* [Aim of the task]:
Repeat the entire listing exactly.

***** Record set *****

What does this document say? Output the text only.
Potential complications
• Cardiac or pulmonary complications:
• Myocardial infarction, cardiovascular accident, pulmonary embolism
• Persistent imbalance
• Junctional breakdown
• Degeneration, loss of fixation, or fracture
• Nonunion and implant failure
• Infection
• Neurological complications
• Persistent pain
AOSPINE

*****

* [Solved exercise]:
What does this document say? Output the text only.
Potential complications
• Cardiac or pulmonary complications:
• Myocardial infarction, cardiovascular accident, pulmonary embolism
• Persistent imbalance
• Junctional breakdown
• Degeneration, loss of fixation, or fracture
• Nonunion and implant failure
• Infection
• Neurological complications
• Persistent pain
AOSPINE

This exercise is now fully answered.